## Task directions
Transcribe the material verbatim in full; the pictures do not belong in the copy.

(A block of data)

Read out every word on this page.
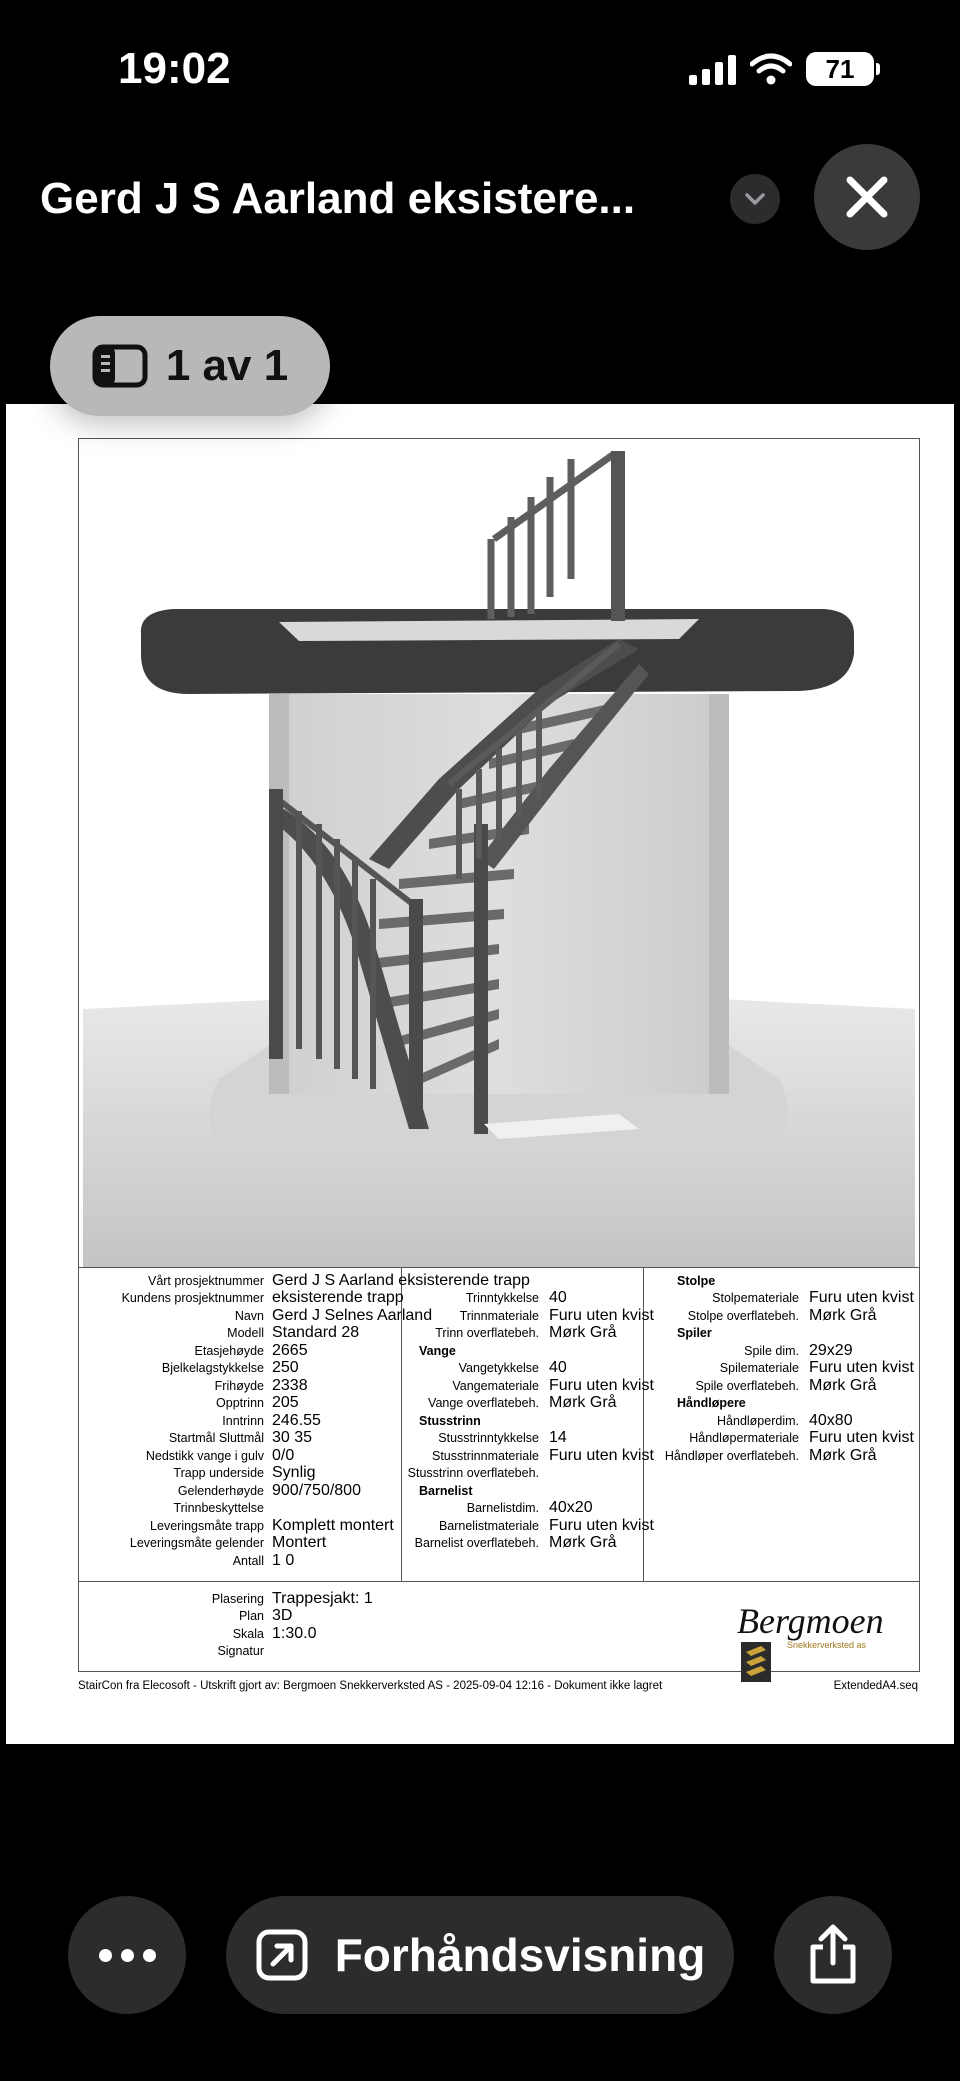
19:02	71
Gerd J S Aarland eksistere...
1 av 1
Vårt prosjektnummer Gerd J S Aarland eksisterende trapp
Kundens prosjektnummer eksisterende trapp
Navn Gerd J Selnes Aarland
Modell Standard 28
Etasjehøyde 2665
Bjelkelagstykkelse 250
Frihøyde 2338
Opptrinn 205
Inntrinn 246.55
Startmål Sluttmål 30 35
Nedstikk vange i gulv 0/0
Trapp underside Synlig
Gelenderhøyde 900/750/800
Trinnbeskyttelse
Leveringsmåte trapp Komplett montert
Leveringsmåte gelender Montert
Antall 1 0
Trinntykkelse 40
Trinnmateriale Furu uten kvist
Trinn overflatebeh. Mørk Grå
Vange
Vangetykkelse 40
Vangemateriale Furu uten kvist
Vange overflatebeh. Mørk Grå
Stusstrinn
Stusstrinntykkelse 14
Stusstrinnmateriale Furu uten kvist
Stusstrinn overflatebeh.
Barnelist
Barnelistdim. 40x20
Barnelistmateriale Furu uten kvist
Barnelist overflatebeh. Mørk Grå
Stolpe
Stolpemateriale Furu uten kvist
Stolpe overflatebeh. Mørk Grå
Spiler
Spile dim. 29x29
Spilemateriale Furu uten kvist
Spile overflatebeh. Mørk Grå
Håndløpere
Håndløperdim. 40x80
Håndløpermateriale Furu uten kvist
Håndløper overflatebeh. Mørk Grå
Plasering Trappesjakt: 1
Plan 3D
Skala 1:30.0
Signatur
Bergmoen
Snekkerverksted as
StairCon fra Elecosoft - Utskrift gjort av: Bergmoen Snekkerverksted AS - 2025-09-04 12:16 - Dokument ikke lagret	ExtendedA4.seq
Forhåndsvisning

## The answer
Read out every word on this page.
19:02	71
Gerd J S Aarland eksistere...
1 av 1
Vårt prosjektnummer Gerd J S Aarland eksisterende trapp
Kundens prosjektnummer eksisterende trapp
Navn Gerd J Selnes Aarland
Modell Standard 28
Etasjehøyde 2665
Bjelkelagstykkelse 250
Frihøyde 2338
Opptrinn 205
Inntrinn 246.55
Startmål Sluttmål 30 35
Nedstikk vange i gulv 0/0
Trapp underside Synlig
Gelenderhøyde 900/750/800
Trinnbeskyttelse
Leveringsmåte trapp Komplett montert
Leveringsmåte gelender Montert
Antall 1 0
Trinntykkelse 40
Trinnmateriale Furu uten kvist
Trinn overflatebeh. Mørk Grå
Vange
Vangetykkelse 40
Vangemateriale Furu uten kvist
Vange overflatebeh. Mørk Grå
Stusstrinn
Stusstrinntykkelse 14
Stusstrinnmateriale Furu uten kvist
Stusstrinn overflatebeh.
Barnelist
Barnelistdim. 40x20
Barnelistmateriale Furu uten kvist
Barnelist overflatebeh. Mørk Grå
Stolpe
Stolpemateriale Furu uten kvist
Stolpe overflatebeh. Mørk Grå
Spiler
Spile dim. 29x29
Spilemateriale Furu uten kvist
Spile overflatebeh. Mørk Grå
Håndløpere
Håndløperdim. 40x80
Håndløpermateriale Furu uten kvist
Håndløper overflatebeh. Mørk Grå
Plasering Trappesjakt: 1
Plan 3D
Skala 1:30.0
Signatur
Bergmoen
Snekkerverksted as
StairCon fra Elecosoft - Utskrift gjort av: Bergmoen Snekkerverksted AS - 2025-09-04 12:16 - Dokument ikke lagret	ExtendedA4.seq
Forhåndsvisning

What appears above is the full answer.